• _TASK_: Each record must be reproduced exactly as it is shown.

• _MATERIAL SUPPLIED_:
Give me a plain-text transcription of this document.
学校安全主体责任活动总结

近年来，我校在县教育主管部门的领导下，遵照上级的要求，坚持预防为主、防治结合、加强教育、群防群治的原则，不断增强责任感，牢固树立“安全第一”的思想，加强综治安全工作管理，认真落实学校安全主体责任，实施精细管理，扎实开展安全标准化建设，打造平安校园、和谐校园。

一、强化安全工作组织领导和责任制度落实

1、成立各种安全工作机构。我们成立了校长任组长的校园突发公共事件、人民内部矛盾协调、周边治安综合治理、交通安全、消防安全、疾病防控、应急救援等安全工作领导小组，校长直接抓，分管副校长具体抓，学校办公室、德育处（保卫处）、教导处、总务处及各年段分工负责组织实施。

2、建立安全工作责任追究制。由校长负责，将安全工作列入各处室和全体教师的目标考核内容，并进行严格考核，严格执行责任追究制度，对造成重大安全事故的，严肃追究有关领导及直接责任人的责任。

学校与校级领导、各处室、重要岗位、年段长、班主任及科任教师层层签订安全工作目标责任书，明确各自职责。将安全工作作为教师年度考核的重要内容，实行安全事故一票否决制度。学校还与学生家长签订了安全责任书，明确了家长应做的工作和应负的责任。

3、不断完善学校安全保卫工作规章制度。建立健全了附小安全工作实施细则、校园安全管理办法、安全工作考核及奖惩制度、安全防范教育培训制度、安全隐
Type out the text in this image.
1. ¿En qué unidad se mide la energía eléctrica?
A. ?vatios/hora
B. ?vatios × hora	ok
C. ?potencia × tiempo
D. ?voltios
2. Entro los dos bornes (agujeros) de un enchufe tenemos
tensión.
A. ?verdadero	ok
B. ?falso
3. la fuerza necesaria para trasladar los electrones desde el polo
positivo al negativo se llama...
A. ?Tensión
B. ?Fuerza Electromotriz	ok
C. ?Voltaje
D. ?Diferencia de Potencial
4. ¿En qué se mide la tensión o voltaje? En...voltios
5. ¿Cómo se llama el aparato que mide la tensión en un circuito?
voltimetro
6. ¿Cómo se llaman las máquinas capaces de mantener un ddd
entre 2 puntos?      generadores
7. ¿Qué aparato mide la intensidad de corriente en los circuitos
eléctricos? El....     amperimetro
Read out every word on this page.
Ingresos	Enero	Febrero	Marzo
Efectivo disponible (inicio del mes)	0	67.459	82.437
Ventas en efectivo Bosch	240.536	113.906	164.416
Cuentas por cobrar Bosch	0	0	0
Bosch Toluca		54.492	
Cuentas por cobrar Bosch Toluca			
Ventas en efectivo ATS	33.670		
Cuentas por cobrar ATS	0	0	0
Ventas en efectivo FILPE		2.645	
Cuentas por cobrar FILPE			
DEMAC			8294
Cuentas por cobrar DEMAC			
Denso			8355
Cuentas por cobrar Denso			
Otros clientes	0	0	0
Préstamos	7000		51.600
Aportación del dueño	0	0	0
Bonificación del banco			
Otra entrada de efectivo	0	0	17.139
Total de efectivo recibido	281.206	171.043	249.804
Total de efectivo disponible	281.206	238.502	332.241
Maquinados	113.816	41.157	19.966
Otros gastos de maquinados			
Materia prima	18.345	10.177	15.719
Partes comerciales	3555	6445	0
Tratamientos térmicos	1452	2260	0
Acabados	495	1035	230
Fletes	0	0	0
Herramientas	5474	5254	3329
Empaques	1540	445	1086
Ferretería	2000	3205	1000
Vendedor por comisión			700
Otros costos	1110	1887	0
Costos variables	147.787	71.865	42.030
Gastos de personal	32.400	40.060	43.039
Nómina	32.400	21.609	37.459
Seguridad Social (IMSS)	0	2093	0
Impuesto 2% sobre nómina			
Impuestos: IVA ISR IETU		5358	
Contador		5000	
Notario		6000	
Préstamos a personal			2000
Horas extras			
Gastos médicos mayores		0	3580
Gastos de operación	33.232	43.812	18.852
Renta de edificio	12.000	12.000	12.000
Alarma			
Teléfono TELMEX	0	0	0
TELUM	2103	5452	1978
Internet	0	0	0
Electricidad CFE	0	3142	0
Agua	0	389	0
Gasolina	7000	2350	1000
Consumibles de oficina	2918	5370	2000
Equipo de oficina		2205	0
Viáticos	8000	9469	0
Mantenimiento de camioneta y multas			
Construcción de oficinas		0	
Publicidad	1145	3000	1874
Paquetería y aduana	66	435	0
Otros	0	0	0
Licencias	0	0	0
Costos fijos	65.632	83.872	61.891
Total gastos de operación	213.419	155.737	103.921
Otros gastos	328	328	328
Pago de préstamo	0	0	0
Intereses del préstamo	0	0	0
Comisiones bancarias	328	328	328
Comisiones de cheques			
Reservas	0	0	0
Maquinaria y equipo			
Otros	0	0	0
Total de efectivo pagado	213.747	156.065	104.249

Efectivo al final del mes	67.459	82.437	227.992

• _TASK ANSWER_:
Give me a plain-text transcription of this document.
学校安全主体责任活动总结

近年来，我校在县教育主管部门的领导下，遵照上级的要求，坚持预防为主、防治结合、加强教育、群防群治的原则，不断增强责任感，牢固树立“安全第一”的思想，加强综治安全工作管理，认真落实学校安全主体责任，实施精细管理，扎实开展安全标准化建设，打造平安校园、和谐校园。

一、强化安全工作组织领导和责任制度落实

1、成立各种安全工作机构。我们成立了校长任组长的校园突发公共事件、人民内部矛盾协调、周边治安综合治理、交通安全、消防安全、疾病防控、应急救援等安全工作领导小组，校长直接抓，分管副校长具体抓，学校办公室、德育处（保卫处）、教导处、总务处及各年段分工负责组织实施。

2、建立安全工作责任追究制。由校长负责，将安全工作列入各处室和全体教师的目标考核内容，并进行严格考核，严格执行责任追究制度，对造成重大安全事故的，严肃追究有关领导及直接责任人的责任。

学校与校级领导、各处室、重要岗位、年段长、班主任及科任教师层层签订安全工作目标责任书，明确各自职责。将安全工作作为教师年度考核的重要内容，实行安全事故一票否决制度。学校还与学生家长签订了安全责任书，明确了家长应做的工作和应负的责任。

3、不断完善学校安全保卫工作规章制度。建立健全了附小安全工作实施细则、校园安全管理办法、安全工作考核及奖惩制度、安全防范教育培训制度、安全隐
Type out the text in this image.
1. ¿En qué unidad se mide la energía eléctrica?
A. ?vatios/hora
B. ?vatios × hora	ok
C. ?potencia × tiempo
D. ?voltios
2. Entro los dos bornes (agujeros) de un enchufe tenemos
tensión.
A. ?verdadero	ok
B. ?falso
3. la fuerza necesaria para trasladar los electrones desde el polo
positivo al negativo se llama...
A. ?Tensión
B. ?Fuerza Electromotriz	ok
C. ?Voltaje
D. ?Diferencia de Potencial
4. ¿En qué se mide la tensión o voltaje? En...voltios
5. ¿Cómo se llama el aparato que mide la tensión en un circuito?
voltimetro
6. ¿Cómo se llaman las máquinas capaces de mantener un ddd
entre 2 puntos?      generadores
7. ¿Qué aparato mide la intensidad de corriente en los circuitos
eléctricos? El....     amperimetro
Read out every word on this page.
Ingresos	Enero	Febrero	Marzo
Efectivo disponible (inicio del mes)	0	67.459	82.437
Ventas en efectivo Bosch	240.536	113.906	164.416
Cuentas por cobrar Bosch	0	0	0
Bosch Toluca		54.492	
Cuentas por cobrar Bosch Toluca			
Ventas en efectivo ATS	33.670		
Cuentas por cobrar ATS	0	0	0
Ventas en efectivo FILPE		2.645	
Cuentas por cobrar FILPE			
DEMAC			8294
Cuentas por cobrar DEMAC			
Denso			8355
Cuentas por cobrar Denso			
Otros clientes	0	0	0
Préstamos	7000		51.600
Aportación del dueño	0	0	0
Bonificación del banco			
Otra entrada de efectivo	0	0	17.139
Total de efectivo recibido	281.206	171.043	249.804
Total de efectivo disponible	281.206	238.502	332.241
Maquinados	113.816	41.157	19.966
Otros gastos de maquinados			
Materia prima	18.345	10.177	15.719
Partes comerciales	3555	6445	0
Tratamientos térmicos	1452	2260	0
Acabados	495	1035	230
Fletes	0	0	0
Herramientas	5474	5254	3329
Empaques	1540	445	1086
Ferretería	2000	3205	1000
Vendedor por comisión			700
Otros costos	1110	1887	0
Costos variables	147.787	71.865	42.030
Gastos de personal	32.400	40.060	43.039
Nómina	32.400	21.609	37.459
Seguridad Social (IMSS)	0	2093	0
Impuesto 2% sobre nómina			
Impuestos: IVA ISR IETU		5358	
Contador		5000	
Notario		6000	
Préstamos a personal			2000
Horas extras			
Gastos médicos mayores		0	3580
Gastos de operación	33.232	43.812	18.852
Renta de edificio	12.000	12.000	12.000
Alarma			
Teléfono TELMEX	0	0	0
TELUM	2103	5452	1978
Internet	0	0	0
Electricidad CFE	0	3142	0
Agua	0	389	0
Gasolina	7000	2350	1000
Consumibles de oficina	2918	5370	2000
Equipo de oficina		2205	0
Viáticos	8000	9469	0
Mantenimiento de camioneta y multas			
Construcción de oficinas		0	
Publicidad	1145	3000	1874
Paquetería y aduana	66	435	0
Otros	0	0	0
Licencias	0	0	0
Costos fijos	65.632	83.872	61.891
Total gastos de operación	213.419	155.737	103.921
Otros gastos	328	328	328
Pago de préstamo	0	0	0
Intereses del préstamo	0	0	0
Comisiones bancarias	328	328	328
Comisiones de cheques			
Reservas	0	0	0
Maquinaria y equipo			
Otros	0	0	0
Total de efectivo pagado	213.747	156.065	104.249

Efectivo al final del mes	67.459	82.437	227.992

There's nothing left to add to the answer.